■ **DATASET EXTRACT**:
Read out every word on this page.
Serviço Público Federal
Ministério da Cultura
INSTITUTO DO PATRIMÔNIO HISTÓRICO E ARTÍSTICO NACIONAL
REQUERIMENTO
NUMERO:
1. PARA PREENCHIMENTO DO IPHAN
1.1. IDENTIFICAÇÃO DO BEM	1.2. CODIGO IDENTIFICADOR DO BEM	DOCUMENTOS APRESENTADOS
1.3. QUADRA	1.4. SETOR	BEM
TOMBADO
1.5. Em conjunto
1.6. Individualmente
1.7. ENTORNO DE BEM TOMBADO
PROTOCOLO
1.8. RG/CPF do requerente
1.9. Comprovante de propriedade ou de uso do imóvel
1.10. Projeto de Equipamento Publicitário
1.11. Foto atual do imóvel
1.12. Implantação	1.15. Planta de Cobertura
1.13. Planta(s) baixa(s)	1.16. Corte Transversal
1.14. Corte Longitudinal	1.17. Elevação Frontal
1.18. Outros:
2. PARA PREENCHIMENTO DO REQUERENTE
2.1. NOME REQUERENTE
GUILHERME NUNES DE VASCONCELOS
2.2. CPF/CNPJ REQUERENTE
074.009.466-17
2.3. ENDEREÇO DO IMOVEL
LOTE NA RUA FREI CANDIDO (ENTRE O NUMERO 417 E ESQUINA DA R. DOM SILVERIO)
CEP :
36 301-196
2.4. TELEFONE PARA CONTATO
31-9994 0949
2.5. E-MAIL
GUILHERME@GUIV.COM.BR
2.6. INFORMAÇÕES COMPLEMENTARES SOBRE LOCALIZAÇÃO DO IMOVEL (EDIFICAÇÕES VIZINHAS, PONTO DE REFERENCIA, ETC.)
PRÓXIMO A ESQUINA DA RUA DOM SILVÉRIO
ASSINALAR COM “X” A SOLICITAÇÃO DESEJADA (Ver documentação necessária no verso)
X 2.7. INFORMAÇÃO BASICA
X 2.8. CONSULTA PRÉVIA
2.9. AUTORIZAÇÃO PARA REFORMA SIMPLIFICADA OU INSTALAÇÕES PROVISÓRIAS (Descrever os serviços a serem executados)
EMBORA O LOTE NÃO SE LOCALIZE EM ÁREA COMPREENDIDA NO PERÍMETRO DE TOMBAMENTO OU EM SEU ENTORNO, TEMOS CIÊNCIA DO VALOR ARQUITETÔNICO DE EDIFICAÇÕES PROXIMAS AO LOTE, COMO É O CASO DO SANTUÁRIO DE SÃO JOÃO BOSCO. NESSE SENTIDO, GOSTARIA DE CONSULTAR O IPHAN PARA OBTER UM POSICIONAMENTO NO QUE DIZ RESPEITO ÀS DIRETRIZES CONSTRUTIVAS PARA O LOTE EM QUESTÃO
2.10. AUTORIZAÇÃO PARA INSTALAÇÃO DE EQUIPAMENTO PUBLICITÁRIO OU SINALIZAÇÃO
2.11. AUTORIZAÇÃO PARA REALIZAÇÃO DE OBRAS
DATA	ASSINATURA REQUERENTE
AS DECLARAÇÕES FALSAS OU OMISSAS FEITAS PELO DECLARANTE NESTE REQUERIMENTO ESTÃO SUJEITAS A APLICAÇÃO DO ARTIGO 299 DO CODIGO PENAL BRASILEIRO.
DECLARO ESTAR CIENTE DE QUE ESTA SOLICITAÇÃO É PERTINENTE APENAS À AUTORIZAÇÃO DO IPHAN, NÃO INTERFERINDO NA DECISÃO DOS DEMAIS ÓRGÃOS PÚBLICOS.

■ **BRIEF**: Please output every record, keeping each line exact.

■ **THE OUTPUT**:
Read out every word on this page.
Serviço Público Federal
Ministério da Cultura
INSTITUTO DO PATRIMÔNIO HISTÓRICO E ARTÍSTICO NACIONAL
REQUERIMENTO
NUMERO:
1. PARA PREENCHIMENTO DO IPHAN
1.1. IDENTIFICAÇÃO DO BEM	1.2. CODIGO IDENTIFICADOR DO BEM	DOCUMENTOS APRESENTADOS
1.3. QUADRA	1.4. SETOR	BEM
TOMBADO
1.5. Em conjunto
1.6. Individualmente
1.7. ENTORNO DE BEM TOMBADO
PROTOCOLO
1.8. RG/CPF do requerente
1.9. Comprovante de propriedade ou de uso do imóvel
1.10. Projeto de Equipamento Publicitário
1.11. Foto atual do imóvel
1.12. Implantação	1.15. Planta de Cobertura
1.13. Planta(s) baixa(s)	1.16. Corte Transversal
1.14. Corte Longitudinal	1.17. Elevação Frontal
1.18. Outros:
2. PARA PREENCHIMENTO DO REQUERENTE
2.1. NOME REQUERENTE
GUILHERME NUNES DE VASCONCELOS
2.2. CPF/CNPJ REQUERENTE
074.009.466-17
2.3. ENDEREÇO DO IMOVEL
LOTE NA RUA FREI CANDIDO (ENTRE O NUMERO 417 E ESQUINA DA R. DOM SILVERIO)
CEP :
36 301-196
2.4. TELEFONE PARA CONTATO
31-9994 0949
2.5. E-MAIL
GUILHERME@GUIV.COM.BR
2.6. INFORMAÇÕES COMPLEMENTARES SOBRE LOCALIZAÇÃO DO IMOVEL (EDIFICAÇÕES VIZINHAS, PONTO DE REFERENCIA, ETC.)
PRÓXIMO A ESQUINA DA RUA DOM SILVÉRIO
ASSINALAR COM “X” A SOLICITAÇÃO DESEJADA (Ver documentação necessária no verso)
X 2.7. INFORMAÇÃO BASICA
X 2.8. CONSULTA PRÉVIA
2.9. AUTORIZAÇÃO PARA REFORMA SIMPLIFICADA OU INSTALAÇÕES PROVISÓRIAS (Descrever os serviços a serem executados)
EMBORA O LOTE NÃO SE LOCALIZE EM ÁREA COMPREENDIDA NO PERÍMETRO DE TOMBAMENTO OU EM SEU ENTORNO, TEMOS CIÊNCIA DO VALOR ARQUITETÔNICO DE EDIFICAÇÕES PROXIMAS AO LOTE, COMO É O CASO DO SANTUÁRIO DE SÃO JOÃO BOSCO. NESSE SENTIDO, GOSTARIA DE CONSULTAR O IPHAN PARA OBTER UM POSICIONAMENTO NO QUE DIZ RESPEITO ÀS DIRETRIZES CONSTRUTIVAS PARA O LOTE EM QUESTÃO
2.10. AUTORIZAÇÃO PARA INSTALAÇÃO DE EQUIPAMENTO PUBLICITÁRIO OU SINALIZAÇÃO
2.11. AUTORIZAÇÃO PARA REALIZAÇÃO DE OBRAS
DATA	ASSINATURA REQUERENTE
AS DECLARAÇÕES FALSAS OU OMISSAS FEITAS PELO DECLARANTE NESTE REQUERIMENTO ESTÃO SUJEITAS A APLICAÇÃO DO ARTIGO 299 DO CODIGO PENAL BRASILEIRO.
DECLARO ESTAR CIENTE DE QUE ESTA SOLICITAÇÃO É PERTINENTE APENAS À AUTORIZAÇÃO DO IPHAN, NÃO INTERFERINDO NA DECISÃO DOS DEMAIS ÓRGÃOS PÚBLICOS.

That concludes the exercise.